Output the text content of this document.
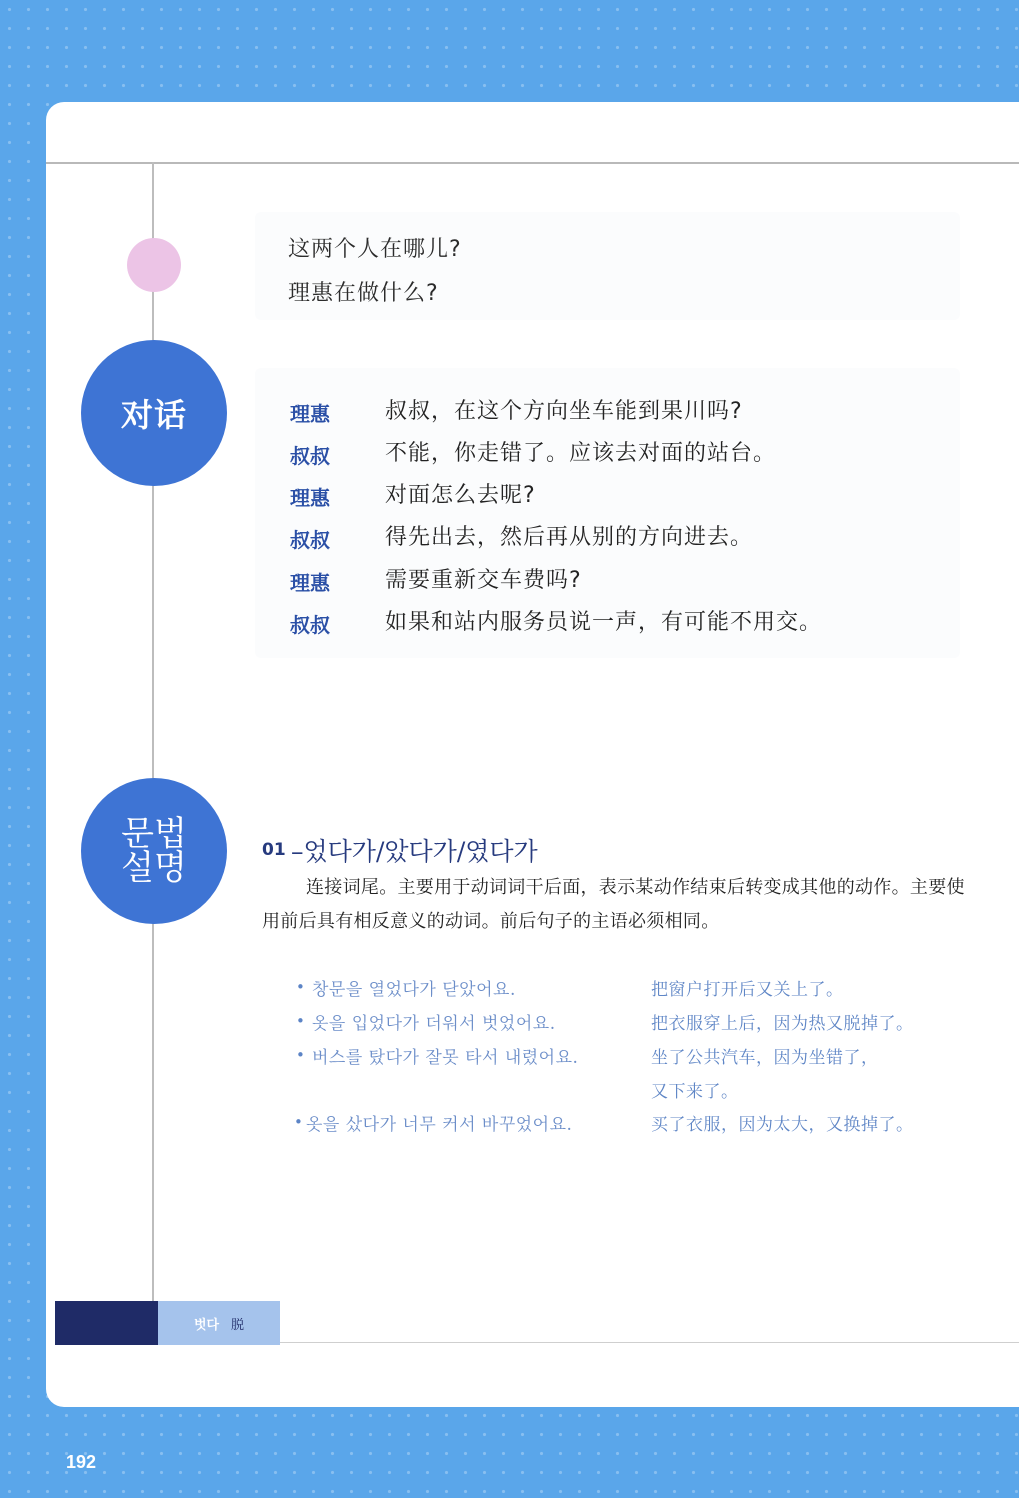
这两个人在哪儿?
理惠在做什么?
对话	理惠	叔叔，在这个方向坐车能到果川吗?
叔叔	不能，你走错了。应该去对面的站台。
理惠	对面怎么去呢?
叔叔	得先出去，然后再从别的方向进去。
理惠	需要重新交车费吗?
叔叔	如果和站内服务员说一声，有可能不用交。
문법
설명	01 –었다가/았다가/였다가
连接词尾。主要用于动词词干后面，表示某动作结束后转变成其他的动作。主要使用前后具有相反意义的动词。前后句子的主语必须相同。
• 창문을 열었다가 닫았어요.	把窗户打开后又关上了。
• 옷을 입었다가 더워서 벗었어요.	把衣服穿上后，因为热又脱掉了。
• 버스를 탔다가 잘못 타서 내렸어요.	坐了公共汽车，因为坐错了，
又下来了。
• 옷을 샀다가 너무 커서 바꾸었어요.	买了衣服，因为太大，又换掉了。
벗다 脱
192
---
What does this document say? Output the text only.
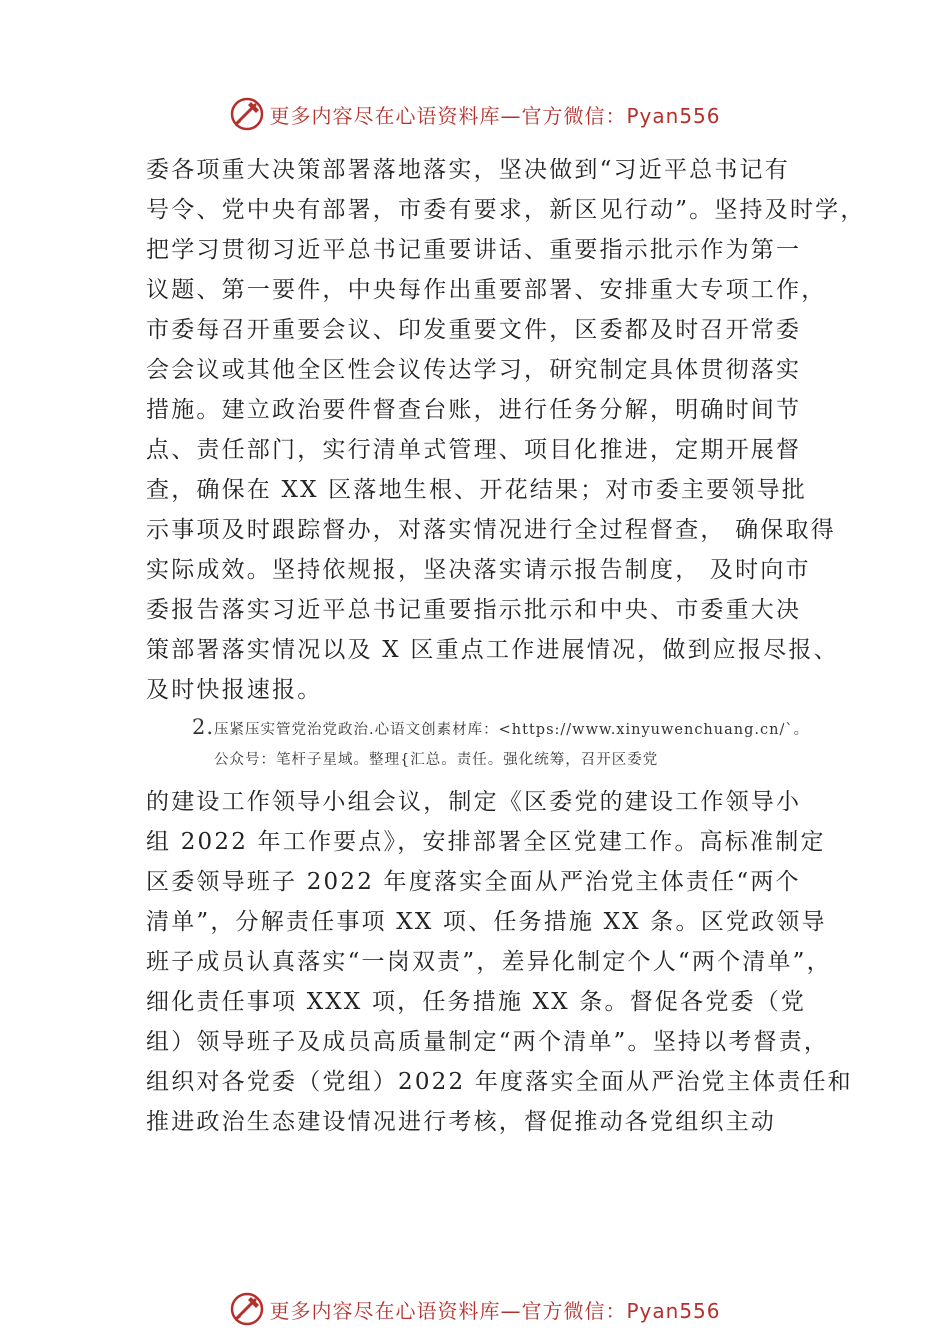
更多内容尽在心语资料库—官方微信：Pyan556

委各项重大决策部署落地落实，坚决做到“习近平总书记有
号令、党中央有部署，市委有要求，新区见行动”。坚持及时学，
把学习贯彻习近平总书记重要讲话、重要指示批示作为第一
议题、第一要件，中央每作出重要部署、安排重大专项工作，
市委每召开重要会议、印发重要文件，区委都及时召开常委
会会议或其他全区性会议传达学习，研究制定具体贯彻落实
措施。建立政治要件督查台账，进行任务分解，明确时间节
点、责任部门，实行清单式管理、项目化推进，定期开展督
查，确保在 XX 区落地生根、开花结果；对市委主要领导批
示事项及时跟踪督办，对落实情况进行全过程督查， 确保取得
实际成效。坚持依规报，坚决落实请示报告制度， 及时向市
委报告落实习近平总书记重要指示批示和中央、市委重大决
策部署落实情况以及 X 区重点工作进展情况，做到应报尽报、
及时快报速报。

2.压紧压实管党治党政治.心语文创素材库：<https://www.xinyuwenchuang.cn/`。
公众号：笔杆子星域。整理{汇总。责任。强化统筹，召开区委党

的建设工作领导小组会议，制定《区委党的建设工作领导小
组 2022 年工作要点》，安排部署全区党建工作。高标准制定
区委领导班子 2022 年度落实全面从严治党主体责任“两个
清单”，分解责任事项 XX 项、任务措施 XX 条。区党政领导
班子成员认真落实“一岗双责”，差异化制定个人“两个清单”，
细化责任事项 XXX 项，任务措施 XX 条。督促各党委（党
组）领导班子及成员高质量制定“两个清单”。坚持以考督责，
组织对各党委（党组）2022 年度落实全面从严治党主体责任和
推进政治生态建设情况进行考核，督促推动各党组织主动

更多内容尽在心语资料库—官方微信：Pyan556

EXERCISE OBJECTIVE:
Pull every line containing "this" out of the records.

TASK OUTPUT:
Output the text content of this document.
What does this document say? Output the text only.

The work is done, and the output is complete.